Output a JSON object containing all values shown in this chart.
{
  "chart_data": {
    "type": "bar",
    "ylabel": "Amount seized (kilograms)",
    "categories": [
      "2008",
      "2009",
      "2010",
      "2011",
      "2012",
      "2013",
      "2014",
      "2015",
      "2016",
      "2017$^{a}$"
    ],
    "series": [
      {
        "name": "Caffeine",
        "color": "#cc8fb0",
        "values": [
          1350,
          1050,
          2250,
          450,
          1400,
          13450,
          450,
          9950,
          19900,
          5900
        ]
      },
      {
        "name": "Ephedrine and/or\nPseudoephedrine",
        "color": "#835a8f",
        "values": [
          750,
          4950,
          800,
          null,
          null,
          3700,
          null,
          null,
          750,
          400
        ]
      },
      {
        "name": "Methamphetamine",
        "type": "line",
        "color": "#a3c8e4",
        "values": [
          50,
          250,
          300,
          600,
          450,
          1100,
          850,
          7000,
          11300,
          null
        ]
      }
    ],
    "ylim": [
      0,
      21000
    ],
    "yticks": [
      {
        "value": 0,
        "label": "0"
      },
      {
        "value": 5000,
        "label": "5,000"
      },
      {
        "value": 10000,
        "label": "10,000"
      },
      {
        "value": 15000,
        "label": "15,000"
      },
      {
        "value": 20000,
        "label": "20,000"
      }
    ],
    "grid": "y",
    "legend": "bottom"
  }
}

■ ■ ■ ■ ■

* _Exercise goal_
Return the listing above in its exact form.

* _Result for this exercise_
Output a JSON object containing all values shown in this chart.
{
  "chart_data": {
    "type": "bar",
    "ylabel": "Amount seized (kilograms)",
    "categories": [
      "2008",
      "2009",
      "2010",
      "2011",
      "2012",
      "2013",
      "2014",
      "2015",
      "2016",
      "2017$^{a}$"
    ],
    "series": [
      {
        "name": "Caffeine",
        "color": "#cc8fb0",
        "values": [
          1350,
          1050,
          2250,
          450,
          1400,
          13450,
          450,
          9950,
          19900,
          5900
        ]
      },
      {
        "name": "Ephedrine and/or\nPseudoephedrine",
        "color": "#835a8f",
        "values": [
          750,
          4950,
          800,
          null,
          null,
          3700,
          null,
          null,
          750,
          400
        ]
      },
      {
        "name": "Methamphetamine",
        "type": "line",
        "color": "#a3c8e4",
        "values": [
          50,
          250,
          300,
          600,
          450,
          1100,
          850,
          7000,
          11300,
          null
        ]
      }
    ],
    "ylim": [
      0,
      21000
    ],
    "yticks": [
      {
        "value": 0,
        "label": "0"
      },
      {
        "value": 5000,
        "label": "5,000"
      },
      {
        "value": 10000,
        "label": "10,000"
      },
      {
        "value": 15000,
        "label": "15,000"
      },
      {
        "value": 20000,
        "label": "20,000"
      }
    ],
    "grid": "y",
    "legend": "bottom"
  }
}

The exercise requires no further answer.